**What you will do**:
Print out every line, exactly as written.

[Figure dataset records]
***

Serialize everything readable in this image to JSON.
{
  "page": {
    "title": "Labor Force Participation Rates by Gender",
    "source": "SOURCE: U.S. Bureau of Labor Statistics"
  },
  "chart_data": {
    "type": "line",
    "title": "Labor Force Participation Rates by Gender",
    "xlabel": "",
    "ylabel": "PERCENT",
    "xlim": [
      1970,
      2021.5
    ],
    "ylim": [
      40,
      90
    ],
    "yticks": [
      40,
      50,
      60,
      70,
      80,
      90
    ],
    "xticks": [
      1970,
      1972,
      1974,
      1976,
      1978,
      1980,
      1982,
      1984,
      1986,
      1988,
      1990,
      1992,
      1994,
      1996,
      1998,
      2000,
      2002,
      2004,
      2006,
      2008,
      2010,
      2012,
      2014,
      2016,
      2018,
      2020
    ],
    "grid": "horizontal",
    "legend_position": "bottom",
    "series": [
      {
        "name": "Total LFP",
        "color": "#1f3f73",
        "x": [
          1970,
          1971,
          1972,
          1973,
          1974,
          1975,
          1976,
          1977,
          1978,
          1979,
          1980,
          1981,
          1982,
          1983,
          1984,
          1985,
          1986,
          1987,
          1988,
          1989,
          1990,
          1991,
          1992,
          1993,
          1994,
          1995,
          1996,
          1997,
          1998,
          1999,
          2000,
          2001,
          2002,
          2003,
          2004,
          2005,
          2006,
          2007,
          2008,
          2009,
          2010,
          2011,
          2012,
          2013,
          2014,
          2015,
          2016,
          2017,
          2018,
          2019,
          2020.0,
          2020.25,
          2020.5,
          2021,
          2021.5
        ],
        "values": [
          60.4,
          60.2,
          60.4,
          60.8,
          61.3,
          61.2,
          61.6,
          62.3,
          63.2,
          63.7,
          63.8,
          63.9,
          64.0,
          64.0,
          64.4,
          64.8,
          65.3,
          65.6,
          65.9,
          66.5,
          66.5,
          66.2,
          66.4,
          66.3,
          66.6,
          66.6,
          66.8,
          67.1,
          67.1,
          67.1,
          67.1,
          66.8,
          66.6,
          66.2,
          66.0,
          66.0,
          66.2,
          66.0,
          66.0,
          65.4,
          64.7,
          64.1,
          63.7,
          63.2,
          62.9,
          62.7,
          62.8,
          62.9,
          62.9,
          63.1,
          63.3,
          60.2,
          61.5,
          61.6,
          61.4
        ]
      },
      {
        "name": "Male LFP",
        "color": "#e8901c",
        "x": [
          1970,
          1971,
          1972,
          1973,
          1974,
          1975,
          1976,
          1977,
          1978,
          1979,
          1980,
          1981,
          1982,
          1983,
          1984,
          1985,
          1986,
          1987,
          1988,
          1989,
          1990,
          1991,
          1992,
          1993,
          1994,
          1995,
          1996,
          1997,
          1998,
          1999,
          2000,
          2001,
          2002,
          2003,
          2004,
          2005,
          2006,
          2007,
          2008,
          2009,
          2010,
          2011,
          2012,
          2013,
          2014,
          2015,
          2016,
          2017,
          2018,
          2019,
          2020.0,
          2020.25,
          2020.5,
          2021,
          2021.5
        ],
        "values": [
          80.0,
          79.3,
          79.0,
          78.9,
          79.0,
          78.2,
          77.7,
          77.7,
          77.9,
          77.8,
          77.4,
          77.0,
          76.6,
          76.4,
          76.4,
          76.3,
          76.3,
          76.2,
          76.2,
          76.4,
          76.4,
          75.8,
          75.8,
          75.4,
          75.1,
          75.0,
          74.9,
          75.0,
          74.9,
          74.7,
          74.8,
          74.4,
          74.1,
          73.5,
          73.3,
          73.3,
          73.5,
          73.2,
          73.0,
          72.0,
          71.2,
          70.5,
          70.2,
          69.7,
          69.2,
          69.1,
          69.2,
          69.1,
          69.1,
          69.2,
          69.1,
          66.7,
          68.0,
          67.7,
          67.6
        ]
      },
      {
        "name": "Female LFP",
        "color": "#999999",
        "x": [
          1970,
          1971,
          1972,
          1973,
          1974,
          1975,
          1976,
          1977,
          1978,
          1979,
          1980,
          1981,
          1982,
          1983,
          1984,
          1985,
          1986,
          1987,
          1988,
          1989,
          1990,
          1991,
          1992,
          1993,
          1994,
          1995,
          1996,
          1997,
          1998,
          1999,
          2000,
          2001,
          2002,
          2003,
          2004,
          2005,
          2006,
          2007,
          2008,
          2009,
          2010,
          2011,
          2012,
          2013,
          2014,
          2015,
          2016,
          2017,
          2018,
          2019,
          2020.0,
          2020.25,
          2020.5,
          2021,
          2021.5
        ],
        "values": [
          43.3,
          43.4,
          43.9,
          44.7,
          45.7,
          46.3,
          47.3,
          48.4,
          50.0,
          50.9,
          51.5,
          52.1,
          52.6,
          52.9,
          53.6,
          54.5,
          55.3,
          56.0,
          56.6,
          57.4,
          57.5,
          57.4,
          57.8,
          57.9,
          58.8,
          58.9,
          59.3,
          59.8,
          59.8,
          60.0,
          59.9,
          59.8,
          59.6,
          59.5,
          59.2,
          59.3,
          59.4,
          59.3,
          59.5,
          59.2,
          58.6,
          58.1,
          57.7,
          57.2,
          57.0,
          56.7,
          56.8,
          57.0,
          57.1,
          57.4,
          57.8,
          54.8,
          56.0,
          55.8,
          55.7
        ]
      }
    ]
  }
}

***

**Reply**:
Serialize everything readable in this image to JSON.
{
  "page": {
    "title": "Labor Force Participation Rates by Gender",
    "source": "SOURCE: U.S. Bureau of Labor Statistics"
  },
  "chart_data": {
    "type": "line",
    "title": "Labor Force Participation Rates by Gender",
    "xlabel": "",
    "ylabel": "PERCENT",
    "xlim": [
      1970,
      2021.5
    ],
    "ylim": [
      40,
      90
    ],
    "yticks": [
      40,
      50,
      60,
      70,
      80,
      90
    ],
    "xticks": [
      1970,
      1972,
      1974,
      1976,
      1978,
      1980,
      1982,
      1984,
      1986,
      1988,
      1990,
      1992,
      1994,
      1996,
      1998,
      2000,
      2002,
      2004,
      2006,
      2008,
      2010,
      2012,
      2014,
      2016,
      2018,
      2020
    ],
    "grid": "horizontal",
    "legend_position": "bottom",
    "series": [
      {
        "name": "Total LFP",
        "color": "#1f3f73",
        "x": [
          1970,
          1971,
          1972,
          1973,
          1974,
          1975,
          1976,
          1977,
          1978,
          1979,
          1980,
          1981,
          1982,
          1983,
          1984,
          1985,
          1986,
          1987,
          1988,
          1989,
          1990,
          1991,
          1992,
          1993,
          1994,
          1995,
          1996,
          1997,
          1998,
          1999,
          2000,
          2001,
          2002,
          2003,
          2004,
          2005,
          2006,
          2007,
          2008,
          2009,
          2010,
          2011,
          2012,
          2013,
          2014,
          2015,
          2016,
          2017,
          2018,
          2019,
          2020.0,
          2020.25,
          2020.5,
          2021,
          2021.5
        ],
        "values": [
          60.4,
          60.2,
          60.4,
          60.8,
          61.3,
          61.2,
          61.6,
          62.3,
          63.2,
          63.7,
          63.8,
          63.9,
          64.0,
          64.0,
          64.4,
          64.8,
          65.3,
          65.6,
          65.9,
          66.5,
          66.5,
          66.2,
          66.4,
          66.3,
          66.6,
          66.6,
          66.8,
          67.1,
          67.1,
          67.1,
          67.1,
          66.8,
          66.6,
          66.2,
          66.0,
          66.0,
          66.2,
          66.0,
          66.0,
          65.4,
          64.7,
          64.1,
          63.7,
          63.2,
          62.9,
          62.7,
          62.8,
          62.9,
          62.9,
          63.1,
          63.3,
          60.2,
          61.5,
          61.6,
          61.4
        ]
      },
      {
        "name": "Male LFP",
        "color": "#e8901c",
        "x": [
          1970,
          1971,
          1972,
          1973,
          1974,
          1975,
          1976,
          1977,
          1978,
          1979,
          1980,
          1981,
          1982,
          1983,
          1984,
          1985,
          1986,
          1987,
          1988,
          1989,
          1990,
          1991,
          1992,
          1993,
          1994,
          1995,
          1996,
          1997,
          1998,
          1999,
          2000,
          2001,
          2002,
          2003,
          2004,
          2005,
          2006,
          2007,
          2008,
          2009,
          2010,
          2011,
          2012,
          2013,
          2014,
          2015,
          2016,
          2017,
          2018,
          2019,
          2020.0,
          2020.25,
          2020.5,
          2021,
          2021.5
        ],
        "values": [
          80.0,
          79.3,
          79.0,
          78.9,
          79.0,
          78.2,
          77.7,
          77.7,
          77.9,
          77.8,
          77.4,
          77.0,
          76.6,
          76.4,
          76.4,
          76.3,
          76.3,
          76.2,
          76.2,
          76.4,
          76.4,
          75.8,
          75.8,
          75.4,
          75.1,
          75.0,
          74.9,
          75.0,
          74.9,
          74.7,
          74.8,
          74.4,
          74.1,
          73.5,
          73.3,
          73.3,
          73.5,
          73.2,
          73.0,
          72.0,
          71.2,
          70.5,
          70.2,
          69.7,
          69.2,
          69.1,
          69.2,
          69.1,
          69.1,
          69.2,
          69.1,
          66.7,
          68.0,
          67.7,
          67.6
        ]
      },
      {
        "name": "Female LFP",
        "color": "#999999",
        "x": [
          1970,
          1971,
          1972,
          1973,
          1974,
          1975,
          1976,
          1977,
          1978,
          1979,
          1980,
          1981,
          1982,
          1983,
          1984,
          1985,
          1986,
          1987,
          1988,
          1989,
          1990,
          1991,
          1992,
          1993,
          1994,
          1995,
          1996,
          1997,
          1998,
          1999,
          2000,
          2001,
          2002,
          2003,
          2004,
          2005,
          2006,
          2007,
          2008,
          2009,
          2010,
          2011,
          2012,
          2013,
          2014,
          2015,
          2016,
          2017,
          2018,
          2019,
          2020.0,
          2020.25,
          2020.5,
          2021,
          2021.5
        ],
        "values": [
          43.3,
          43.4,
          43.9,
          44.7,
          45.7,
          46.3,
          47.3,
          48.4,
          50.0,
          50.9,
          51.5,
          52.1,
          52.6,
          52.9,
          53.6,
          54.5,
          55.3,
          56.0,
          56.6,
          57.4,
          57.5,
          57.4,
          57.8,
          57.9,
          58.8,
          58.9,
          59.3,
          59.8,
          59.8,
          60.0,
          59.9,
          59.8,
          59.6,
          59.5,
          59.2,
          59.3,
          59.4,
          59.3,
          59.5,
          59.2,
          58.6,
          58.1,
          57.7,
          57.2,
          57.0,
          56.7,
          56.8,
          57.0,
          57.1,
          57.4,
          57.8,
          54.8,
          56.0,
          55.8,
          55.7
        ]
      }
    ]
  }
}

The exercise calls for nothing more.